Omit the pictures from the entries below and retype everything else exactly.

Records from a data collection:
□ □ □ □ □

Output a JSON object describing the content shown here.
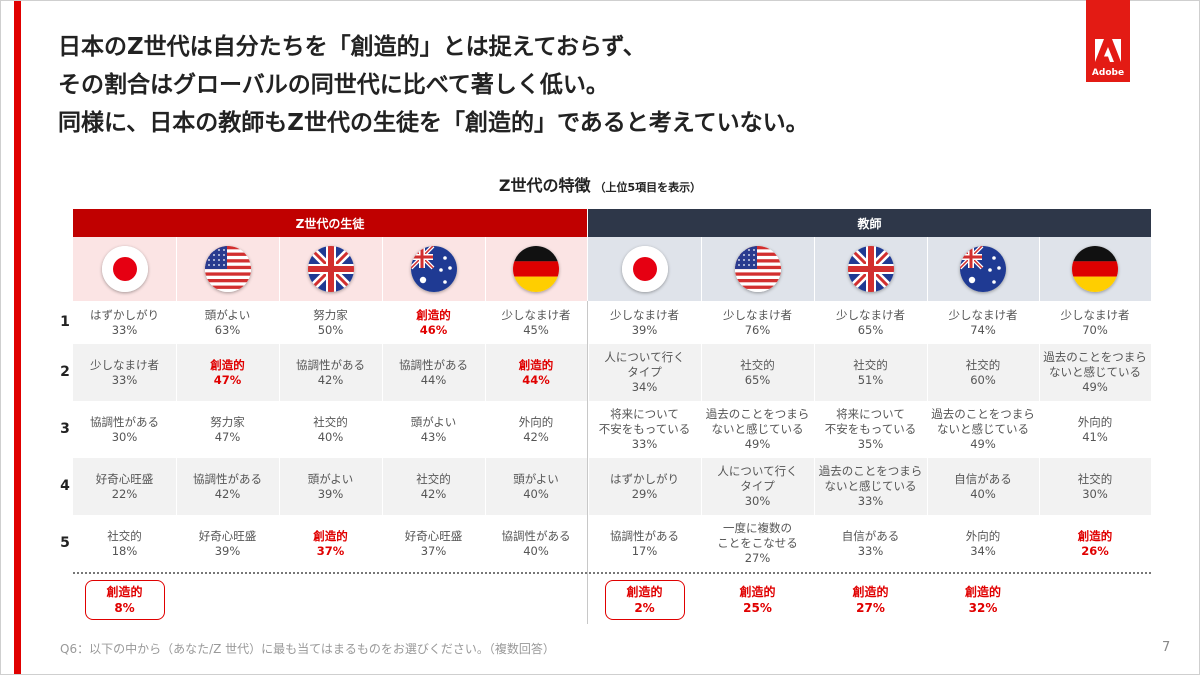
{
  "headline": [
    "日本のZ世代は自分たちを「創造的」とは捉えておらず、",
    "その割合はグローバルの同世代に比べて著しく低い。",
    "同様に、日本の教師もZ世代の生徒を「創造的」であると考えていない。"
  ],
  "logo": {
    "text": "Adobe"
  },
  "chart_title": {
    "main": "Z世代の特徴",
    "sub": "（上位5項目を表示）"
  },
  "groups": {
    "students": "Z世代の生徒",
    "teachers": "教師"
  },
  "countries": [
    {
      "flag": "japan-flag-icon"
    },
    {
      "flag": "usa-flag-icon"
    },
    {
      "flag": "uk-flag-icon"
    },
    {
      "flag": "australia-flag-icon"
    },
    {
      "flag": "germany-flag-icon"
    },
    {
      "flag": "japan-flag-icon"
    },
    {
      "flag": "usa-flag-icon"
    },
    {
      "flag": "uk-flag-icon"
    },
    {
      "flag": "australia-flag-icon"
    },
    {
      "flag": "germany-flag-icon"
    }
  ],
  "rows": [
    {
      "rank": "1",
      "cells": [
        {
          "label": "はずかしがり",
          "value": "33%"
        },
        {
          "label": "頭がよい",
          "value": "63%"
        },
        {
          "label": "努力家",
          "value": "50%"
        },
        {
          "label": "創造的",
          "value": "46%",
          "highlight": true
        },
        {
          "label": "少しなまけ者",
          "value": "45%"
        },
        {
          "label": "少しなまけ者",
          "value": "39%"
        },
        {
          "label": "少しなまけ者",
          "value": "76%"
        },
        {
          "label": "少しなまけ者",
          "value": "65%"
        },
        {
          "label": "少しなまけ者",
          "value": "74%"
        },
        {
          "label": "少しなまけ者",
          "value": "70%"
        }
      ]
    },
    {
      "rank": "2",
      "cells": [
        {
          "label": "少しなまけ者",
          "value": "33%"
        },
        {
          "label": "創造的",
          "value": "47%",
          "highlight": true
        },
        {
          "label": "協調性がある",
          "value": "42%"
        },
        {
          "label": "協調性がある",
          "value": "44%"
        },
        {
          "label": "創造的",
          "value": "44%",
          "highlight": true
        },
        {
          "label": "人について行く\nタイプ",
          "value": "34%"
        },
        {
          "label": "社交的",
          "value": "65%"
        },
        {
          "label": "社交的",
          "value": "51%"
        },
        {
          "label": "社交的",
          "value": "60%"
        },
        {
          "label": "過去のことをつまら\nないと感じている",
          "value": "49%"
        }
      ]
    },
    {
      "rank": "3",
      "cells": [
        {
          "label": "協調性がある",
          "value": "30%"
        },
        {
          "label": "努力家",
          "value": "47%"
        },
        {
          "label": "社交的",
          "value": "40%"
        },
        {
          "label": "頭がよい",
          "value": "43%"
        },
        {
          "label": "外向的",
          "value": "42%"
        },
        {
          "label": "将来について\n不安をもっている",
          "value": "33%"
        },
        {
          "label": "過去のことをつまら\nないと感じている",
          "value": "49%"
        },
        {
          "label": "将来について\n不安をもっている",
          "value": "35%"
        },
        {
          "label": "過去のことをつまら\nないと感じている",
          "value": "49%"
        },
        {
          "label": "外向的",
          "value": "41%"
        }
      ]
    },
    {
      "rank": "4",
      "cells": [
        {
          "label": "好奇心旺盛",
          "value": "22%"
        },
        {
          "label": "協調性がある",
          "value": "42%"
        },
        {
          "label": "頭がよい",
          "value": "39%"
        },
        {
          "label": "社交的",
          "value": "42%"
        },
        {
          "label": "頭がよい",
          "value": "40%"
        },
        {
          "label": "はずかしがり",
          "value": "29%"
        },
        {
          "label": "人について行く\nタイプ",
          "value": "30%"
        },
        {
          "label": "過去のことをつまら\nないと感じている",
          "value": "33%"
        },
        {
          "label": "自信がある",
          "value": "40%"
        },
        {
          "label": "社交的",
          "value": "30%"
        }
      ]
    },
    {
      "rank": "5",
      "cells": [
        {
          "label": "社交的",
          "value": "18%"
        },
        {
          "label": "好奇心旺盛",
          "value": "39%"
        },
        {
          "label": "創造的",
          "value": "37%",
          "highlight": true
        },
        {
          "label": "好奇心旺盛",
          "value": "37%"
        },
        {
          "label": "協調性がある",
          "value": "40%"
        },
        {
          "label": "協調性がある",
          "value": "17%"
        },
        {
          "label": "一度に複数の\nことをこなせる",
          "value": "27%"
        },
        {
          "label": "自信がある",
          "value": "33%"
        },
        {
          "label": "外向的",
          "value": "34%"
        },
        {
          "label": "創造的",
          "value": "26%",
          "highlight": true
        }
      ]
    }
  ],
  "summary": [
    {
      "label": "創造的",
      "value": "8%",
      "boxed": true
    },
    null,
    null,
    null,
    null,
    {
      "label": "創造的",
      "value": "2%",
      "boxed": true
    },
    {
      "label": "創造的",
      "value": "25%"
    },
    {
      "label": "創造的",
      "value": "27%"
    },
    {
      "label": "創造的",
      "value": "32%"
    },
    null
  ],
  "footnote": "Q6：以下の中から（あなた/Z 世代）に最も当てはまるものをお選びください。（複数回答）",
  "page_number": "7",
  "colors": {
    "accent": "#e00000",
    "student_band": "#c00000",
    "teacher_band": "#2e3749"
  }
}
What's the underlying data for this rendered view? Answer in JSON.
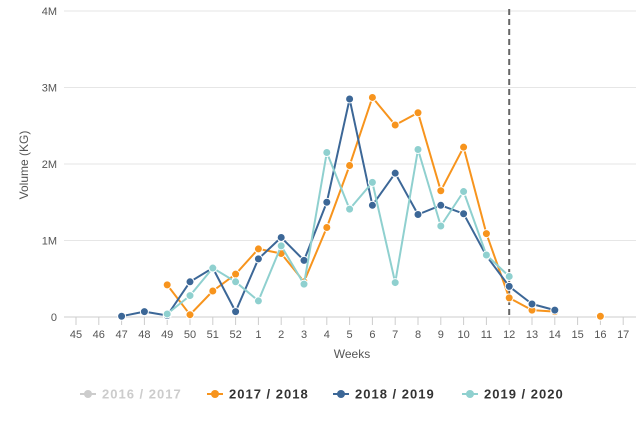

□ □ □ □ □

◆ WRITTEN RESPONSE ◆
Output a JSON object describing the content shown here.
{
  "headline": [
    "日本のZ世代は自分たちを「創造的」とは捉えておらず、",
    "その割合はグローバルの同世代に比べて著しく低い。",
    "同様に、日本の教師もZ世代の生徒を「創造的」であると考えていない。"
  ],
  "logo": {
    "text": "Adobe"
  },
  "chart_title": {
    "main": "Z世代の特徴",
    "sub": "（上位5項目を表示）"
  },
  "groups": {
    "students": "Z世代の生徒",
    "teachers": "教師"
  },
  "countries": [
    {
      "flag": "japan-flag-icon"
    },
    {
      "flag": "usa-flag-icon"
    },
    {
      "flag": "uk-flag-icon"
    },
    {
      "flag": "australia-flag-icon"
    },
    {
      "flag": "germany-flag-icon"
    },
    {
      "flag": "japan-flag-icon"
    },
    {
      "flag": "usa-flag-icon"
    },
    {
      "flag": "uk-flag-icon"
    },
    {
      "flag": "australia-flag-icon"
    },
    {
      "flag": "germany-flag-icon"
    }
  ],
  "rows": [
    {
      "rank": "1",
      "cells": [
        {
          "label": "はずかしがり",
          "value": "33%"
        },
        {
          "label": "頭がよい",
          "value": "63%"
        },
        {
          "label": "努力家",
          "value": "50%"
        },
        {
          "label": "創造的",
          "value": "46%",
          "highlight": true
        },
        {
          "label": "少しなまけ者",
          "value": "45%"
        },
        {
          "label": "少しなまけ者",
          "value": "39%"
        },
        {
          "label": "少しなまけ者",
          "value": "76%"
        },
        {
          "label": "少しなまけ者",
          "value": "65%"
        },
        {
          "label": "少しなまけ者",
          "value": "74%"
        },
        {
          "label": "少しなまけ者",
          "value": "70%"
        }
      ]
    },
    {
      "rank": "2",
      "cells": [
        {
          "label": "少しなまけ者",
          "value": "33%"
        },
        {
          "label": "創造的",
          "value": "47%",
          "highlight": true
        },
        {
          "label": "協調性がある",
          "value": "42%"
        },
        {
          "label": "協調性がある",
          "value": "44%"
        },
        {
          "label": "創造的",
          "value": "44%",
          "highlight": true
        },
        {
          "label": "人について行く\nタイプ",
          "value": "34%"
        },
        {
          "label": "社交的",
          "value": "65%"
        },
        {
          "label": "社交的",
          "value": "51%"
        },
        {
          "label": "社交的",
          "value": "60%"
        },
        {
          "label": "過去のことをつまら\nないと感じている",
          "value": "49%"
        }
      ]
    },
    {
      "rank": "3",
      "cells": [
        {
          "label": "協調性がある",
          "value": "30%"
        },
        {
          "label": "努力家",
          "value": "47%"
        },
        {
          "label": "社交的",
          "value": "40%"
        },
        {
          "label": "頭がよい",
          "value": "43%"
        },
        {
          "label": "外向的",
          "value": "42%"
        },
        {
          "label": "将来について\n不安をもっている",
          "value": "33%"
        },
        {
          "label": "過去のことをつまら\nないと感じている",
          "value": "49%"
        },
        {
          "label": "将来について\n不安をもっている",
          "value": "35%"
        },
        {
          "label": "過去のことをつまら\nないと感じている",
          "value": "49%"
        },
        {
          "label": "外向的",
          "value": "41%"
        }
      ]
    },
    {
      "rank": "4",
      "cells": [
        {
          "label": "好奇心旺盛",
          "value": "22%"
        },
        {
          "label": "協調性がある",
          "value": "42%"
        },
        {
          "label": "頭がよい",
          "value": "39%"
        },
        {
          "label": "社交的",
          "value": "42%"
        },
        {
          "label": "頭がよい",
          "value": "40%"
        },
        {
          "label": "はずかしがり",
          "value": "29%"
        },
        {
          "label": "人について行く\nタイプ",
          "value": "30%"
        },
        {
          "label": "過去のことをつまら\nないと感じている",
          "value": "33%"
        },
        {
          "label": "自信がある",
          "value": "40%"
        },
        {
          "label": "社交的",
          "value": "30%"
        }
      ]
    },
    {
      "rank": "5",
      "cells": [
        {
          "label": "社交的",
          "value": "18%"
        },
        {
          "label": "好奇心旺盛",
          "value": "39%"
        },
        {
          "label": "創造的",
          "value": "37%",
          "highlight": true
        },
        {
          "label": "好奇心旺盛",
          "value": "37%"
        },
        {
          "label": "協調性がある",
          "value": "40%"
        },
        {
          "label": "協調性がある",
          "value": "17%"
        },
        {
          "label": "一度に複数の\nことをこなせる",
          "value": "27%"
        },
        {
          "label": "自信がある",
          "value": "33%"
        },
        {
          "label": "外向的",
          "value": "34%"
        },
        {
          "label": "創造的",
          "value": "26%",
          "highlight": true
        }
      ]
    }
  ],
  "summary": [
    {
      "label": "創造的",
      "value": "8%",
      "boxed": true
    },
    null,
    null,
    null,
    null,
    {
      "label": "創造的",
      "value": "2%",
      "boxed": true
    },
    {
      "label": "創造的",
      "value": "25%"
    },
    {
      "label": "創造的",
      "value": "27%"
    },
    {
      "label": "創造的",
      "value": "32%"
    },
    null
  ],
  "footnote": "Q6：以下の中から（あなた/Z 世代）に最も当てはまるものをお選びください。（複数回答）",
  "page_number": "7",
  "colors": {
    "accent": "#e00000",
    "student_band": "#c00000",
    "teacher_band": "#2e3749"
  }
}
What's the underlying data for this rendered view? Answer in JSON.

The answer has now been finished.